> YOUR INSTRUCTIONS
In the material below, the lines containing the word "this" are required; copy each of them.

Extracts from a graphics dataset:
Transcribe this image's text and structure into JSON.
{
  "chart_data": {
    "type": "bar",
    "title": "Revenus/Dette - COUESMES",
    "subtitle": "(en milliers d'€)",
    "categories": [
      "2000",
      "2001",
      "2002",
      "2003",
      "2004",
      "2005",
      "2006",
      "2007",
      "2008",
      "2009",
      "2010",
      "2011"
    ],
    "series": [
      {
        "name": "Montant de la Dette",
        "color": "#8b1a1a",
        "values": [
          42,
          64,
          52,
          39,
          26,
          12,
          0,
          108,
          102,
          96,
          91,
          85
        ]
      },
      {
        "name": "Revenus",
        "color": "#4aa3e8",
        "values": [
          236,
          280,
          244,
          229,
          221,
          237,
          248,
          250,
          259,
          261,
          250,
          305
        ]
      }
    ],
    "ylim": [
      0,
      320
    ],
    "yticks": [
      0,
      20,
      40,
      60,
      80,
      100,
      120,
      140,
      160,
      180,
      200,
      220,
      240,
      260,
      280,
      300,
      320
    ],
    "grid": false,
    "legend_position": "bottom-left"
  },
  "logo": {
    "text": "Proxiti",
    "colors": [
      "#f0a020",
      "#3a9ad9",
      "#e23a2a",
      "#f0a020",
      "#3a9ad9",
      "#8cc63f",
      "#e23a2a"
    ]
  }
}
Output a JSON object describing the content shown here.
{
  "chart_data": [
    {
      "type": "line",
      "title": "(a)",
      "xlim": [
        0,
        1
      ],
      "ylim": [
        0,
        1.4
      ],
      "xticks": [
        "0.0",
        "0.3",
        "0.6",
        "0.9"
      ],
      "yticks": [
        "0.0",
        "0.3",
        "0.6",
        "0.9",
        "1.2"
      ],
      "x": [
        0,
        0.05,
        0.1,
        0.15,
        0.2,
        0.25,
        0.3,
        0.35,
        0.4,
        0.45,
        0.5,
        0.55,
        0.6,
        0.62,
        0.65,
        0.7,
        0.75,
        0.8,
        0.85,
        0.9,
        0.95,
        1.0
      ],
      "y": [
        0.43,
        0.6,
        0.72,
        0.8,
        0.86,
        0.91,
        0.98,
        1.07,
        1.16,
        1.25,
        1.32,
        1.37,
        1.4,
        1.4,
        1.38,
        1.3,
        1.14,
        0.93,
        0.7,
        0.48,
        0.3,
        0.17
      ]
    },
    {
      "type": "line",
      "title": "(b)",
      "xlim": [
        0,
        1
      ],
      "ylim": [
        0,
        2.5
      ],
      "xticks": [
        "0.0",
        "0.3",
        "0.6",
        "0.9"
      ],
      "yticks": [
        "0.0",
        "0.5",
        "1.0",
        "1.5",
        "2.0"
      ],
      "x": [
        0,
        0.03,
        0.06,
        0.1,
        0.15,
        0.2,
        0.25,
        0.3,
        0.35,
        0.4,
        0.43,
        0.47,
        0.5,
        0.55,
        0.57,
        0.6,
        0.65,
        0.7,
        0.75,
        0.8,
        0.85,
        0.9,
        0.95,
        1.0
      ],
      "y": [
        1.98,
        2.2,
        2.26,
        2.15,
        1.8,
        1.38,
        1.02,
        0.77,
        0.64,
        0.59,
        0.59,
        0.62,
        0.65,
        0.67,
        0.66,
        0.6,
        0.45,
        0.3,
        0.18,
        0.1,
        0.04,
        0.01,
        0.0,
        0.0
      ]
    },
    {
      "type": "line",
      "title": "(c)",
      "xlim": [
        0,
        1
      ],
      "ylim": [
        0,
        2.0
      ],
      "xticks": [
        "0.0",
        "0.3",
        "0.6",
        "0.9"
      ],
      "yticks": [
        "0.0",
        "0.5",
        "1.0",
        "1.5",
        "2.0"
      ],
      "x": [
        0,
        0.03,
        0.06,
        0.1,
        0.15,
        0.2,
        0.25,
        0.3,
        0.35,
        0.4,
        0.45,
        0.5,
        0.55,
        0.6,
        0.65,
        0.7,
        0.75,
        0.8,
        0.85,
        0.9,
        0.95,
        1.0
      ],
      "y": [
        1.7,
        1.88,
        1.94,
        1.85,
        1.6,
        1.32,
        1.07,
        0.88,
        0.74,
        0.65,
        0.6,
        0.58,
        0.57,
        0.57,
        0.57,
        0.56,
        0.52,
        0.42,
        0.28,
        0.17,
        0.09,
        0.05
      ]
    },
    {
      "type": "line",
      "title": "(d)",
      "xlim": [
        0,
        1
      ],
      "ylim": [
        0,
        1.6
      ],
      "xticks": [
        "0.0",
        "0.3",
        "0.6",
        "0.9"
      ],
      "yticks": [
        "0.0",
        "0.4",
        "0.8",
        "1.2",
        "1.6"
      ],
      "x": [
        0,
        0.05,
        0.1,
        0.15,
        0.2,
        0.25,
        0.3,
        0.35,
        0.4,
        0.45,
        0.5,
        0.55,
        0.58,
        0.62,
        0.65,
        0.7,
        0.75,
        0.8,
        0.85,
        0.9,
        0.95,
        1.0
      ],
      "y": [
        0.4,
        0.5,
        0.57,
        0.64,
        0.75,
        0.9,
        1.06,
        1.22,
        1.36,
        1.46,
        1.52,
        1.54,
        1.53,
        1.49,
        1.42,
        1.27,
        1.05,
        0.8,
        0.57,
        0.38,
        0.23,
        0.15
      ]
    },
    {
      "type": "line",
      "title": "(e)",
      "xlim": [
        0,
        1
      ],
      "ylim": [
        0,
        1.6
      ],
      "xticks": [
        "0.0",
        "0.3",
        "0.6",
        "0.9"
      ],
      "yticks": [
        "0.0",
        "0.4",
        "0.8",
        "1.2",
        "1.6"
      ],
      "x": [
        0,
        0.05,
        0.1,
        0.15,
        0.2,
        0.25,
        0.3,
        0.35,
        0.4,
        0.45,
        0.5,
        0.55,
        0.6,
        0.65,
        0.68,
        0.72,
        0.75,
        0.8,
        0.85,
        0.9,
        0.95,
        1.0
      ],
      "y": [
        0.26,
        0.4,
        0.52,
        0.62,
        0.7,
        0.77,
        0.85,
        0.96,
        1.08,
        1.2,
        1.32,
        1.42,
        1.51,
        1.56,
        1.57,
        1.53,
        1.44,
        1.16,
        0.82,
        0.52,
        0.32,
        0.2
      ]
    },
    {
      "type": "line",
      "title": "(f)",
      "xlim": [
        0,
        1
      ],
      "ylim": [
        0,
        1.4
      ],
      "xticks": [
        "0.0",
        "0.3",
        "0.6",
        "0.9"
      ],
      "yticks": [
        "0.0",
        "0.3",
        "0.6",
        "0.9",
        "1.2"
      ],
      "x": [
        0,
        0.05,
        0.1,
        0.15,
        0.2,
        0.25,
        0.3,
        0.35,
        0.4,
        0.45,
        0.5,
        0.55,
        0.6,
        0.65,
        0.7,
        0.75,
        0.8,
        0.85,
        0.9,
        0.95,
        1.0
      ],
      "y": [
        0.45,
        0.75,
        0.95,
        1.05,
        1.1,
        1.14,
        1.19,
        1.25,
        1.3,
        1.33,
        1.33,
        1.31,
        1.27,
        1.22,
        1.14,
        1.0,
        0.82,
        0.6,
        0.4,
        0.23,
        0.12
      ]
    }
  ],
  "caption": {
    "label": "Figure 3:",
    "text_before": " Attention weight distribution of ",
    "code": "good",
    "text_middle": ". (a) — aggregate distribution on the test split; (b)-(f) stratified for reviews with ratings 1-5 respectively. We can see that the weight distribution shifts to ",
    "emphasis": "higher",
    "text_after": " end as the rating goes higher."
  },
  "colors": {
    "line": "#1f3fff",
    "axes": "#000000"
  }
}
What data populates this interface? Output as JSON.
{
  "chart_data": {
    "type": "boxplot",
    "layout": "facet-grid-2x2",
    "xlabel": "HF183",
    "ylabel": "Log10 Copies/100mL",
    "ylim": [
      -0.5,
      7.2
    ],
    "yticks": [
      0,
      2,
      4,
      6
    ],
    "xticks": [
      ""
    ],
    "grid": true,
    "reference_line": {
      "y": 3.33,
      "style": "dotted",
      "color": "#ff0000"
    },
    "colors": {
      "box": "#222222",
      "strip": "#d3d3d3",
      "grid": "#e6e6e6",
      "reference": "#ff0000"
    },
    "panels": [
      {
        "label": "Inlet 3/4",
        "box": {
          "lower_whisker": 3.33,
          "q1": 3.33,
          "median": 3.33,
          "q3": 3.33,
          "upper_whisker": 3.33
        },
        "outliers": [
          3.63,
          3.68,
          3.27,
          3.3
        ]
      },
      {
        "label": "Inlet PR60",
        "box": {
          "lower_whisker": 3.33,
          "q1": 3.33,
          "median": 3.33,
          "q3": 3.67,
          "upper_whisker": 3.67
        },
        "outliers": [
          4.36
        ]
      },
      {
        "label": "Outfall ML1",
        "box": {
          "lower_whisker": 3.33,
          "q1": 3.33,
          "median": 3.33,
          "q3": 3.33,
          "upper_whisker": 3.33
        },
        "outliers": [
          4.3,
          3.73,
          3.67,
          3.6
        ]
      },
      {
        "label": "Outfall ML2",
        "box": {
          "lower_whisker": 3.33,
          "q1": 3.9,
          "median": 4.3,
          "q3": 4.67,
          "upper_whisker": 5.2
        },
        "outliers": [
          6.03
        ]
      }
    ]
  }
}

> TASK ANSWER
Transcribe this image's text and structure into JSON.
What data populates this interface? Output as JSON.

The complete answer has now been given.